Goal: Count the lines containing "kind". Give the number alone.

Data to use:

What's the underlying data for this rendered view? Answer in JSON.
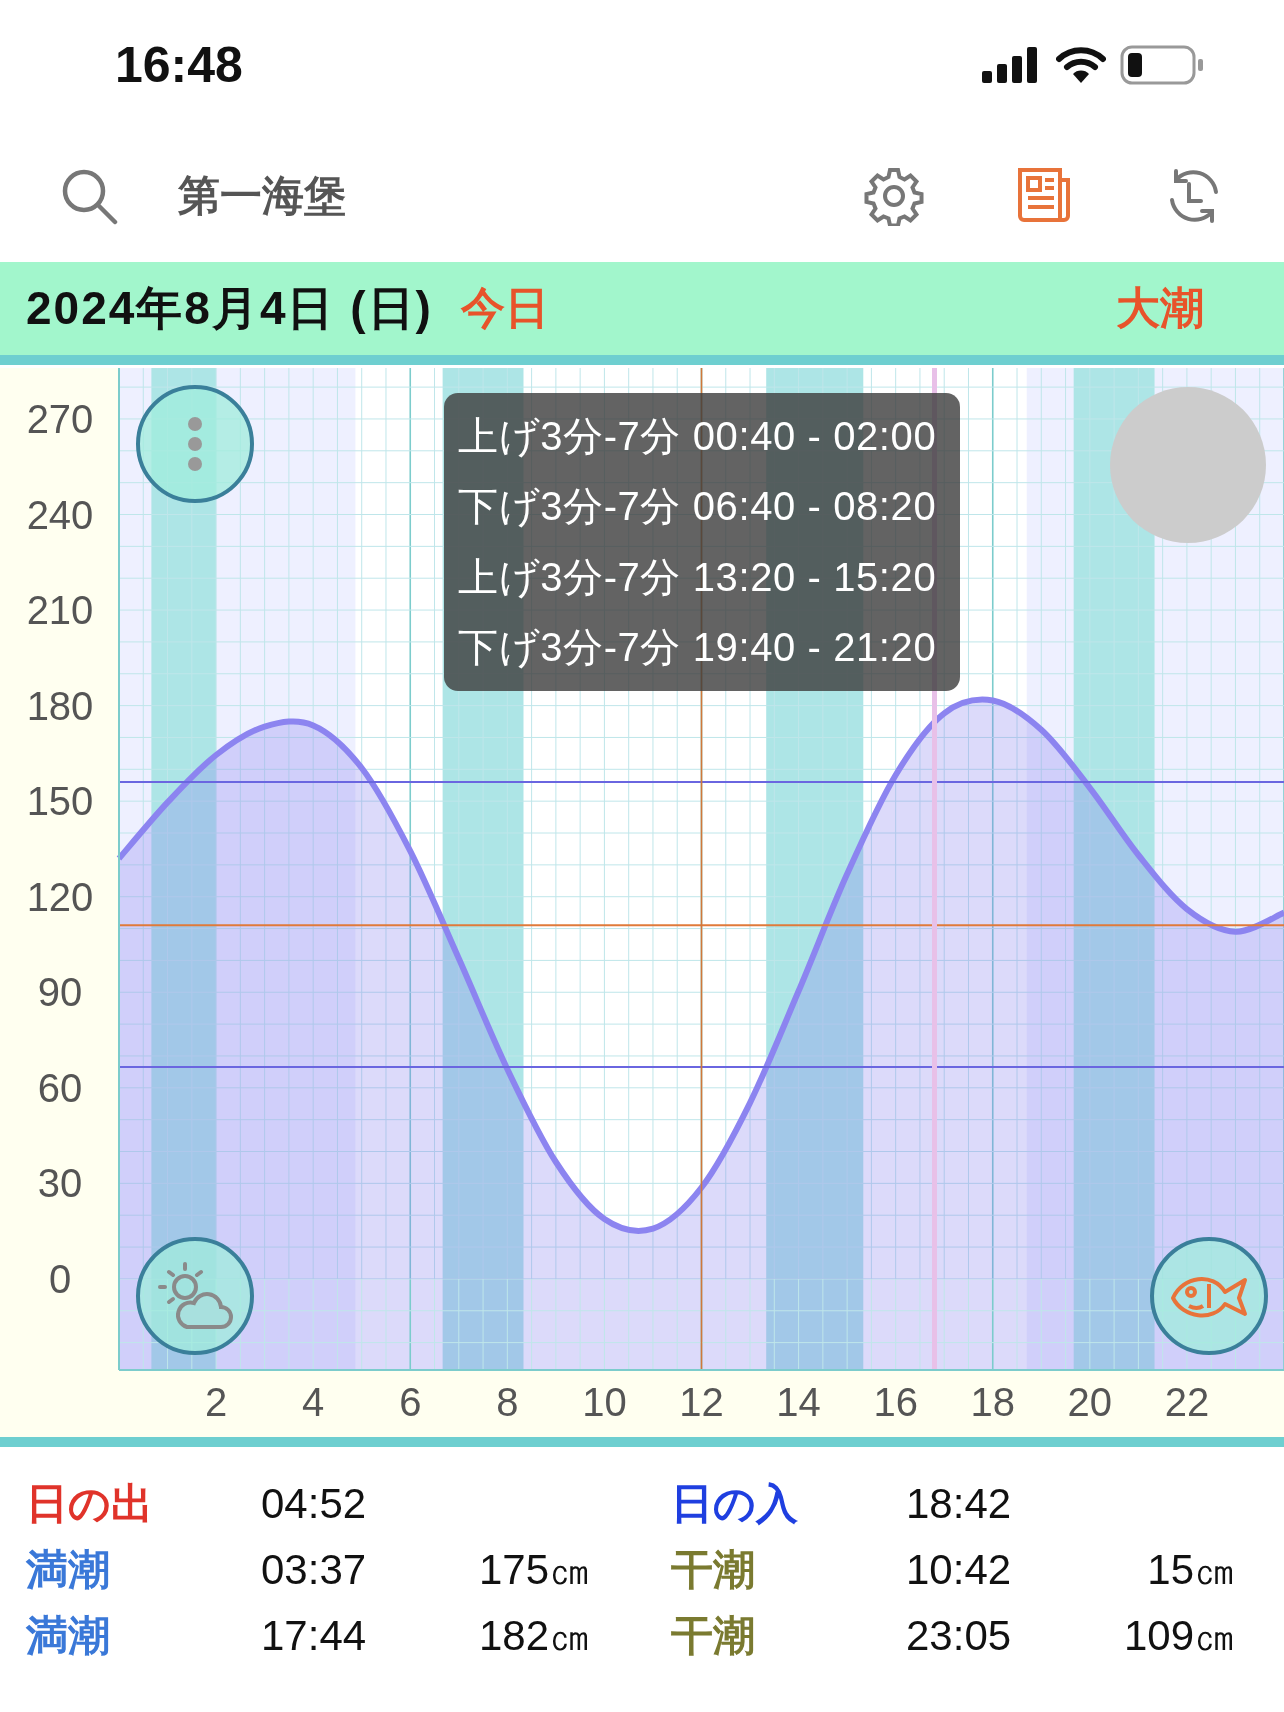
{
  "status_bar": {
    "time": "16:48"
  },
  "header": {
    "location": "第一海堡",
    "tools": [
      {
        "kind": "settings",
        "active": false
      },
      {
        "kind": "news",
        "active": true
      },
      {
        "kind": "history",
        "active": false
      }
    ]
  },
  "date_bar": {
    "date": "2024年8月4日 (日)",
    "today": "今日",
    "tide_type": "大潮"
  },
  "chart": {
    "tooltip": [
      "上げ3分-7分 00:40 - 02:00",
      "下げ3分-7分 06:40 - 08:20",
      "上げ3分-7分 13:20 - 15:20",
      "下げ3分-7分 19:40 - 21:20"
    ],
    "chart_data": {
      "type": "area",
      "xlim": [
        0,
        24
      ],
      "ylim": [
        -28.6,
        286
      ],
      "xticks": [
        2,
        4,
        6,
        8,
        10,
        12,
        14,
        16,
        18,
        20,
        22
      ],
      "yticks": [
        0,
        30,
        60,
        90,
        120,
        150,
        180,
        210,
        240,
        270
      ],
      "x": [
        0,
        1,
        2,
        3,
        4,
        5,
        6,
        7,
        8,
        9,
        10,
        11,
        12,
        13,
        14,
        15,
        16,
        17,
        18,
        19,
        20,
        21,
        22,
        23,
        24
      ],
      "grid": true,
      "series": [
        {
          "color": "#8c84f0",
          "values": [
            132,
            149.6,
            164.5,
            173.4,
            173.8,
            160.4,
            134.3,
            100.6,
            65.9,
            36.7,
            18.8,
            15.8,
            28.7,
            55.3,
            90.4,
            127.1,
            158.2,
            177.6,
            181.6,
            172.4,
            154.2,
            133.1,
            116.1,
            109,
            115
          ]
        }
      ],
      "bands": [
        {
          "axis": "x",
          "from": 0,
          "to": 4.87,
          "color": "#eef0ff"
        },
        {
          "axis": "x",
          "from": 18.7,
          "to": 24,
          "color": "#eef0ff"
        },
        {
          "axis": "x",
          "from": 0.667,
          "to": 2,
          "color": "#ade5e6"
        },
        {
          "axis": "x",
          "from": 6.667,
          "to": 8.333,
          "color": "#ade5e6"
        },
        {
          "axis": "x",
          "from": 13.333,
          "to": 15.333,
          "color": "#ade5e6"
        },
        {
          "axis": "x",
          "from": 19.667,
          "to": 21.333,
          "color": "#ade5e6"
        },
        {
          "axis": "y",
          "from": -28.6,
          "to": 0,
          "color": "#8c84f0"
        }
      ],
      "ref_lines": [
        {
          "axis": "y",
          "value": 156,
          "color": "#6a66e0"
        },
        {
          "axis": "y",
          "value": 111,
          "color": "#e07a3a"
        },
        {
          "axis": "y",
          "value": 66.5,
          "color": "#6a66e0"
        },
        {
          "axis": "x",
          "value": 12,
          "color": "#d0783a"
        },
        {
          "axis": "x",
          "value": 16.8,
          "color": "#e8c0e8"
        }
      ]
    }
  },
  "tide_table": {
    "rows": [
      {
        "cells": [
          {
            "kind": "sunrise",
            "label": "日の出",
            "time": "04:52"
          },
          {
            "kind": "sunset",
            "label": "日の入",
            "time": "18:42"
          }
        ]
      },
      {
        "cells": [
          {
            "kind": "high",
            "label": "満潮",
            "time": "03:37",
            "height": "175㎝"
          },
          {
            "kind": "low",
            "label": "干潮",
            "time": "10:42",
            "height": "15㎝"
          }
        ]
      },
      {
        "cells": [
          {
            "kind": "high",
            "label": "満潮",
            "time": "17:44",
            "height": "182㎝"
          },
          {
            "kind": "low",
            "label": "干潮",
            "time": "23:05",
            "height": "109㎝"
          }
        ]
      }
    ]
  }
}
...
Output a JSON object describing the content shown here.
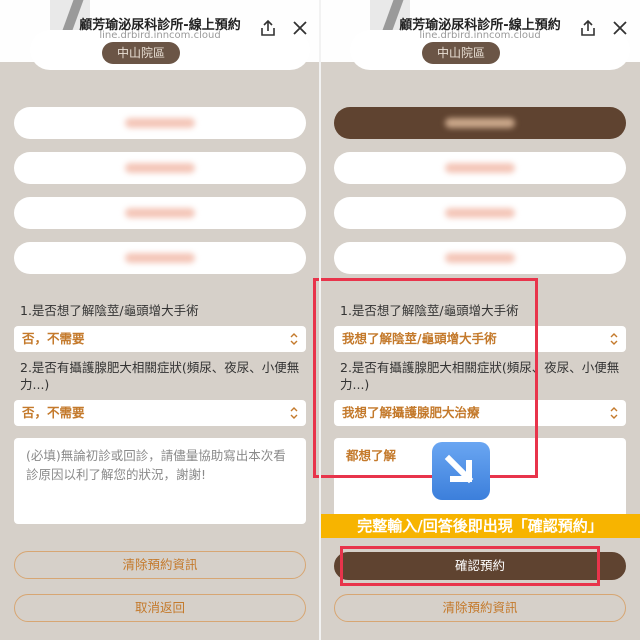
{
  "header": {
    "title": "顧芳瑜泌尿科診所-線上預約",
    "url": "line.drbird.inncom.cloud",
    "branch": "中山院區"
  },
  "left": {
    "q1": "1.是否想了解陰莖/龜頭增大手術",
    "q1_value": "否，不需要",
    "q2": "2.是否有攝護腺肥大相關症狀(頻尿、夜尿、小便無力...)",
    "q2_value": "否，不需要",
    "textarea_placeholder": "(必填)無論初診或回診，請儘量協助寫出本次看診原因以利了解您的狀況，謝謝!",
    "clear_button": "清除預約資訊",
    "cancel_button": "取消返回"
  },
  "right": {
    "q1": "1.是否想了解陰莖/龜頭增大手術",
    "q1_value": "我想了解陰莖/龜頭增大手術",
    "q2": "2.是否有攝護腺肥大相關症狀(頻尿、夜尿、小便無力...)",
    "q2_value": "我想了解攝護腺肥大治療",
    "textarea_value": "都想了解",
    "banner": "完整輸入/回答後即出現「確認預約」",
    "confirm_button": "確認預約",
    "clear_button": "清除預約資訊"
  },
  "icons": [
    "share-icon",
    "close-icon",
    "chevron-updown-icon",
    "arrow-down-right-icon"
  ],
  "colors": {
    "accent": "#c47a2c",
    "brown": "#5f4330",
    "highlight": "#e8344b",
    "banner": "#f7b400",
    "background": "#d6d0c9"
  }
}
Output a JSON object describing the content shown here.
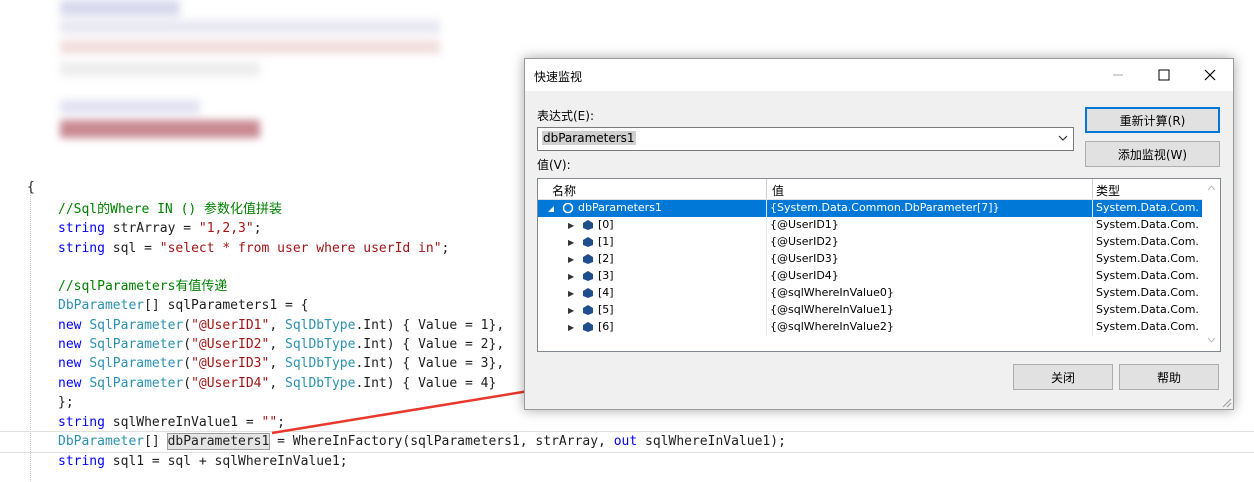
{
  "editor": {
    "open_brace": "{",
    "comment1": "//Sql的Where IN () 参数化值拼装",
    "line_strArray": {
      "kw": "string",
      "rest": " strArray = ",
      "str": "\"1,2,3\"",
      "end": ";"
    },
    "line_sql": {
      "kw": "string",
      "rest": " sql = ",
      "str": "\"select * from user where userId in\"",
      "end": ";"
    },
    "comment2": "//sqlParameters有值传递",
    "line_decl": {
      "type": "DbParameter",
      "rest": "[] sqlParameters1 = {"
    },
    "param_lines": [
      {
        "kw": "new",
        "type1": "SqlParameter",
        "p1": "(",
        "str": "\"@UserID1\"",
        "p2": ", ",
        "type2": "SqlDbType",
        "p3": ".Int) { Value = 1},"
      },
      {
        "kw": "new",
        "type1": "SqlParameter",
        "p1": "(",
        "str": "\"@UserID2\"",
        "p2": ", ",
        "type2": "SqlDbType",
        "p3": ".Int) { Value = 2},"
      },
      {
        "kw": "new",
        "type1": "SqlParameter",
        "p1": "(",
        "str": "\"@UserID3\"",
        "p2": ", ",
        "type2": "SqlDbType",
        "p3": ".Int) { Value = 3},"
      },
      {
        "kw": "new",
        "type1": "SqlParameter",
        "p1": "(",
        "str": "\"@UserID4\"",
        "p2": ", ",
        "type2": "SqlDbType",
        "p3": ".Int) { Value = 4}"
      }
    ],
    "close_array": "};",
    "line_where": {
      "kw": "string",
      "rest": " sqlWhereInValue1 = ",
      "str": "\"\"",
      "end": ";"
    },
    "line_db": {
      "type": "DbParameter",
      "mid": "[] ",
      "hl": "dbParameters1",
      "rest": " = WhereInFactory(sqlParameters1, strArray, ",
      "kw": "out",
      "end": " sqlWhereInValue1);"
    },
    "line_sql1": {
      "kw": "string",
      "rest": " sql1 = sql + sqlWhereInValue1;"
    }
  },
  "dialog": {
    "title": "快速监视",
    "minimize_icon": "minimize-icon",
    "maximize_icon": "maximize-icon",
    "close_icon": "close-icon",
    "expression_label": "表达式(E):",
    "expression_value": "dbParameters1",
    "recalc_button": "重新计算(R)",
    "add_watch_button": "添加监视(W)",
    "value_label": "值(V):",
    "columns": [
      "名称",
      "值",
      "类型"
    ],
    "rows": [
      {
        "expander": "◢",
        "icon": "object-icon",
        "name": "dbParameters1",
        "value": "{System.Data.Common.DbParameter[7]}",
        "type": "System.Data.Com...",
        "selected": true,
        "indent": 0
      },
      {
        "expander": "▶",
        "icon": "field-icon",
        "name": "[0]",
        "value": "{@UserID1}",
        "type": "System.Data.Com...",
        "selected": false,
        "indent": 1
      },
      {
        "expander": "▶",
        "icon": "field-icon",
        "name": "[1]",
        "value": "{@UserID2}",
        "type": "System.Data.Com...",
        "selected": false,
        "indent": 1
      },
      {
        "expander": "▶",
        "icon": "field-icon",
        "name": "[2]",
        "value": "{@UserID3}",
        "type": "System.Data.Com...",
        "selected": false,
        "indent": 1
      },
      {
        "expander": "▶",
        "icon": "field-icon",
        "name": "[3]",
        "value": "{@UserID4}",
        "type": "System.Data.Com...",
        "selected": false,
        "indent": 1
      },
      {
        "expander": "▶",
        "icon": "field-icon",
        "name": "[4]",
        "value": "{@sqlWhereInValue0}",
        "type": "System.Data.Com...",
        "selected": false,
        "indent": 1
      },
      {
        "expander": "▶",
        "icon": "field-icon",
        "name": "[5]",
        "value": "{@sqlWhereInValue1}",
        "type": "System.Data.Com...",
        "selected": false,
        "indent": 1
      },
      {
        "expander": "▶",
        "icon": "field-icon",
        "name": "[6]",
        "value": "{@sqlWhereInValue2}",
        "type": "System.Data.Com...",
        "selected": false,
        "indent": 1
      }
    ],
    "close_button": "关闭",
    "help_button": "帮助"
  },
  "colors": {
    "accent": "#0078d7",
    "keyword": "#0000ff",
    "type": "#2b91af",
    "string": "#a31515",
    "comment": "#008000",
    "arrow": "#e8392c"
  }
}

Exercise output: 9